*EXTRACTED TEXT*
#####
The judgment of a court of competent jurisdiction of Virginia,
made after a hearing, that a corporation of that state had violated
the liquor laws of the state and that, in pursuance of statutory
provisions, the charter rights and franchises of the club ceased
without further proceedings
held in this case not to have
violated any right belonging to the club under the contract or due
process clauses of the Constitution of the United States.
The facts are stated in the opinion.
Page 208 U. S. 381
MR. JUSTICE HARLAN delivered the opinion of the Court.
Complaint having been made in due form that the Cosmopolitan
Club, a corporation of Virginia, formed to promote social
intercourse, athletic and physical culture, and to encourage manly
sports, had violated and evaded the laws of that commonwealth
regulating the licensing and sale of liquors, the Corporation Court
of the City of Norfolk, where the club had its domicil, gave notice
that it would, on a named day, inquire into the truth of the
charge.
#####
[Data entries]

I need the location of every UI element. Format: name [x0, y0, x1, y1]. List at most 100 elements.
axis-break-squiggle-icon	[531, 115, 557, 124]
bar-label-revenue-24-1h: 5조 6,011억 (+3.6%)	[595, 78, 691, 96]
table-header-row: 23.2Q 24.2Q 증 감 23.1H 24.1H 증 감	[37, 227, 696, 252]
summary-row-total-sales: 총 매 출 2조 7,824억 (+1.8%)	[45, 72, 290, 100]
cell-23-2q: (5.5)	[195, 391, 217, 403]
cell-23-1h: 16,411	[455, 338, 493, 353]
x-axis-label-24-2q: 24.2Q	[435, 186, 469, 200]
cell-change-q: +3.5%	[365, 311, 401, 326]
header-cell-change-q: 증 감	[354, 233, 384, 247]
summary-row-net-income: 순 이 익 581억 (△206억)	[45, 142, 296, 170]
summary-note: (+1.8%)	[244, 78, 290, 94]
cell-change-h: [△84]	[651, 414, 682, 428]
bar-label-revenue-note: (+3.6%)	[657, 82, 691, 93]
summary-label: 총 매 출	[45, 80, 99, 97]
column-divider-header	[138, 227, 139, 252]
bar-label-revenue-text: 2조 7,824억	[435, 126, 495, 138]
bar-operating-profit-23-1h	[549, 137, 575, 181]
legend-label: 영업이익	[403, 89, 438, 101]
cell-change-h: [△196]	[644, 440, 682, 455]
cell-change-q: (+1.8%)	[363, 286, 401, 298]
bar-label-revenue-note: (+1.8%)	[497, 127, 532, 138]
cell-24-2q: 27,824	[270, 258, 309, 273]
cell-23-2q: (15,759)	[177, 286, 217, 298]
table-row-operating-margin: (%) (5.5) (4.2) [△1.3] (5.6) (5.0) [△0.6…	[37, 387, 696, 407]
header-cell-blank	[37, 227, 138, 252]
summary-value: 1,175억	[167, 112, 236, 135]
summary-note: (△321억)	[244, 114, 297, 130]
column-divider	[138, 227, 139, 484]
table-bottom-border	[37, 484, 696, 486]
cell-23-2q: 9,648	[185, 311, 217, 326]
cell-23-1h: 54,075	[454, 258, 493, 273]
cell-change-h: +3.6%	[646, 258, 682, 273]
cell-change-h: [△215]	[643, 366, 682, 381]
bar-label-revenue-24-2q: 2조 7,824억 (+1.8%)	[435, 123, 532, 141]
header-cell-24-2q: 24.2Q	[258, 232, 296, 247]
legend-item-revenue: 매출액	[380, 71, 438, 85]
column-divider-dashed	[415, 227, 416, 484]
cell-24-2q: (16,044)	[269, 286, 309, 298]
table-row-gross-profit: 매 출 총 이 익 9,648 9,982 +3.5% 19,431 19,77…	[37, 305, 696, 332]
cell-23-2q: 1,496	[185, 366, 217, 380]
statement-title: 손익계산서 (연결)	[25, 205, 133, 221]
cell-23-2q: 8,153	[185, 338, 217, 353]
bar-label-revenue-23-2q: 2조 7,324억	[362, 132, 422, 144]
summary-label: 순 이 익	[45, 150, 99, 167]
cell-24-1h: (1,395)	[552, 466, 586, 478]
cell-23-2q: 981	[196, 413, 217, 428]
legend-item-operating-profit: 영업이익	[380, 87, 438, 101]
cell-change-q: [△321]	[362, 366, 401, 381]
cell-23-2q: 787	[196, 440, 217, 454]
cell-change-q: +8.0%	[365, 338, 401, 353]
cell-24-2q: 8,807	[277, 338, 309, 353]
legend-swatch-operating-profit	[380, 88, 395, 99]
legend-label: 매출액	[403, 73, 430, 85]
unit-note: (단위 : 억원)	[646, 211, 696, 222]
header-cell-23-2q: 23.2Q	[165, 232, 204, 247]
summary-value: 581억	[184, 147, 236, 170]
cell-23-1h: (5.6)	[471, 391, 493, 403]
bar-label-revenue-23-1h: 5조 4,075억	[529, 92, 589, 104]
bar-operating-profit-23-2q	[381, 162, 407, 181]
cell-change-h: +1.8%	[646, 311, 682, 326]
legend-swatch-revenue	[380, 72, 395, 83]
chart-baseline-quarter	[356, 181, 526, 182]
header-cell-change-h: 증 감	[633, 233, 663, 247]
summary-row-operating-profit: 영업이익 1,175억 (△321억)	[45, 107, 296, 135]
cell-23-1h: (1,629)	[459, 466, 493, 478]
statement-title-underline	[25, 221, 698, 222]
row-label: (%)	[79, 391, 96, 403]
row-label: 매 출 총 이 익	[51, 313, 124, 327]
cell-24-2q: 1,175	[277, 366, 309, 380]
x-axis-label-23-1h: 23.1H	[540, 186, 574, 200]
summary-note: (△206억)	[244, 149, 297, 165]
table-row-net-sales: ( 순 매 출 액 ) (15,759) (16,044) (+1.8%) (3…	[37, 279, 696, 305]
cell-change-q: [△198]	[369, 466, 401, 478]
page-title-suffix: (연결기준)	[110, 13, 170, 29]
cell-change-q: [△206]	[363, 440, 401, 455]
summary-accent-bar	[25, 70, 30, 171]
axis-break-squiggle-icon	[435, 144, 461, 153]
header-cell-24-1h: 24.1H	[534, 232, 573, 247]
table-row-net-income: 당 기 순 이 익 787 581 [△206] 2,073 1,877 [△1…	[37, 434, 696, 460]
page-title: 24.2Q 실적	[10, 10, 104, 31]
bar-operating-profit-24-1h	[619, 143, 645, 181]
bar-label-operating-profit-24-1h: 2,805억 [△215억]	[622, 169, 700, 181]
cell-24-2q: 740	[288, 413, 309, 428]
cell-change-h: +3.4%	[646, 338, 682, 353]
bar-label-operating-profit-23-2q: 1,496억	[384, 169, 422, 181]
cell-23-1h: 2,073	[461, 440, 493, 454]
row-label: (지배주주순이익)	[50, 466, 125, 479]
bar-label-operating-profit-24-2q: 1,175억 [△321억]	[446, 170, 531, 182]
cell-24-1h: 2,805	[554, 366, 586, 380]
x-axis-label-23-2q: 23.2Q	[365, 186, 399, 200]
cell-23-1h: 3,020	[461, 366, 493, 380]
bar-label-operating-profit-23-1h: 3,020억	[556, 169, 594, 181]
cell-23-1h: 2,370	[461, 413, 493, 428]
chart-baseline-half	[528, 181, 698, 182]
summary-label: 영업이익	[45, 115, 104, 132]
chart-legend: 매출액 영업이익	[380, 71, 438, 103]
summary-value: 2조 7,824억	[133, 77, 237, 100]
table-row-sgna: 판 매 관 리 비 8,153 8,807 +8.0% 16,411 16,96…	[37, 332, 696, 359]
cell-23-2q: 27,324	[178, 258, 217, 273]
#####
*TASK INSTRUCTIONS*
(1) Return the part of the court opinion excerpt that opens with the words containing "The judgment of" and closes with "of the Court.".
(2) Retype the lines of the data entries from the start of the data entries through the line containing "82, 691, 93]".

*RESPONSES TO THE TASKS*
(1)
The judgment of a court of competent jurisdiction of Virginia,
made after a hearing, that a corporation of that state had violated
the liquor laws of the state and that, in pursuance of statutory
provisions, the charter rights and franchises of the club ceased
without further proceedings
held in this case not to have
violated any right belonging to the club under the contract or due
process clauses of the Constitution of the United States.
The facts are stated in the opinion.
Page 208 U. S. 381
MR. JUSTICE HARLAN delivered the opinion of the Court.

(2)
I need the location of every UI element. Format: name [x0, y0, x1, y1]. List at most 100 elements.
axis-break-squiggle-icon	[531, 115, 557, 124]
bar-label-revenue-24-1h: 5조 6,011억 (+3.6%)	[595, 78, 691, 96]
table-header-row: 23.2Q 24.2Q 증 감 23.1H 24.1H 증 감	[37, 227, 696, 252]
summary-row-total-sales: 총 매 출 2조 7,824억 (+1.8%)	[45, 72, 290, 100]
cell-23-2q: (5.5)	[195, 391, 217, 403]
cell-23-1h: 16,411	[455, 338, 493, 353]
x-axis-label-24-2q: 24.2Q	[435, 186, 469, 200]
cell-change-q: +3.5%	[365, 311, 401, 326]
header-cell-change-q: 증 감	[354, 233, 384, 247]
summary-row-net-income: 순 이 익 581억 (△206억)	[45, 142, 296, 170]
summary-note: (+1.8%)	[244, 78, 290, 94]
cell-change-h: [△84]	[651, 414, 682, 428]
bar-label-revenue-note: (+3.6%)	[657, 82, 691, 93]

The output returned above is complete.